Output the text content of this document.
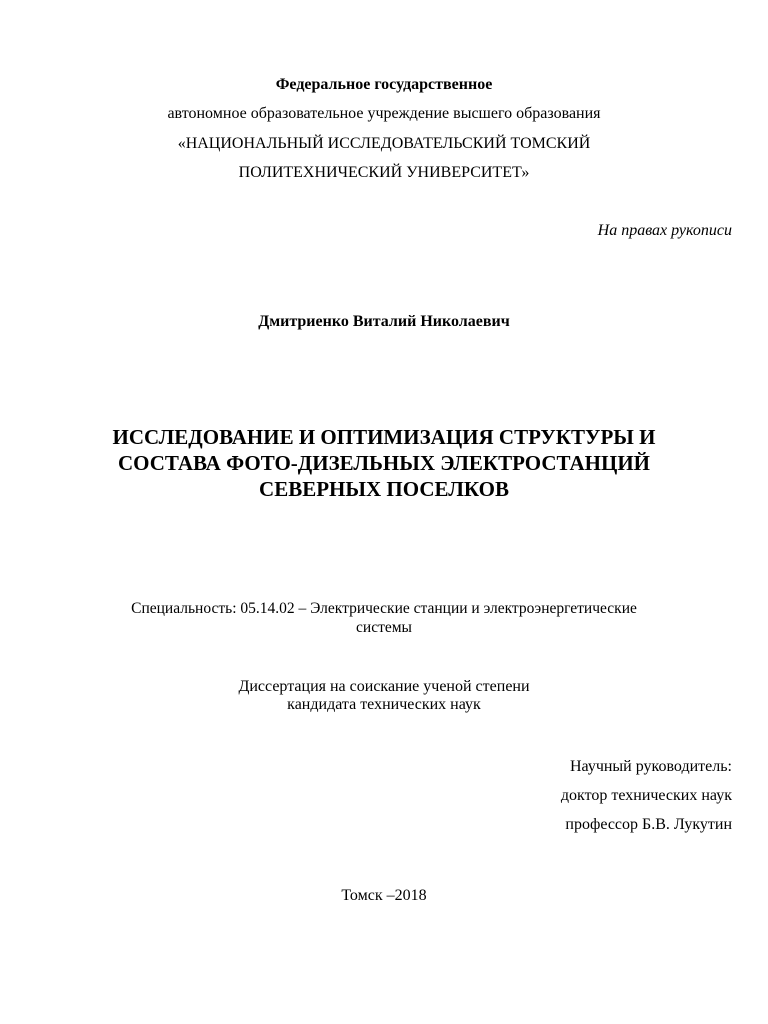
Федеральное государственное
автономное образовательное учреждение высшего образования
«НАЦИОНАЛЬНЫЙ ИССЛЕДОВАТЕЛЬСКИЙ ТОМСКИЙ
ПОЛИТЕХНИЧЕСКИЙ УНИВЕРСИТЕТ»
На правах рукописи
Дмитриенко Виталий Николаевич
ИССЛЕДОВАНИЕ И ОПТИМИЗАЦИЯ СТРУКТУРЫ И
СОСТАВА ФОТО-ДИЗЕЛЬНЫХ ЭЛЕКТРОСТАНЦИЙ
СЕВЕРНЫХ ПОСЕЛКОВ
Специальность: 05.14.02 – Электрические станции и электроэнергетические
системы
Диссертация на соискание ученой степени
кандидата технических наук
Научный руководитель:
доктор технических наук
профессор Б.В. Лукутин
Томск –2018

-------------------------

WHAT IS BEING ASKED - Each entry gets copied exactly; the pictures stay out.

IN RESPONSE -
Output the text content of this document.
Федеральное государственное
автономное образовательное учреждение высшего образования
«НАЦИОНАЛЬНЫЙ ИССЛЕДОВАТЕЛЬСКИЙ ТОМСКИЙ
ПОЛИТЕХНИЧЕСКИЙ УНИВЕРСИТЕТ»
На правах рукописи
Дмитриенко Виталий Николаевич
ИССЛЕДОВАНИЕ И ОПТИМИЗАЦИЯ СТРУКТУРЫ И
СОСТАВА ФОТО-ДИЗЕЛЬНЫХ ЭЛЕКТРОСТАНЦИЙ
СЕВЕРНЫХ ПОСЕЛКОВ
Специальность: 05.14.02 – Электрические станции и электроэнергетические
системы
Диссертация на соискание ученой степени
кандидата технических наук
Научный руководитель:
доктор технических наук
профессор Б.В. Лукутин
Томск –2018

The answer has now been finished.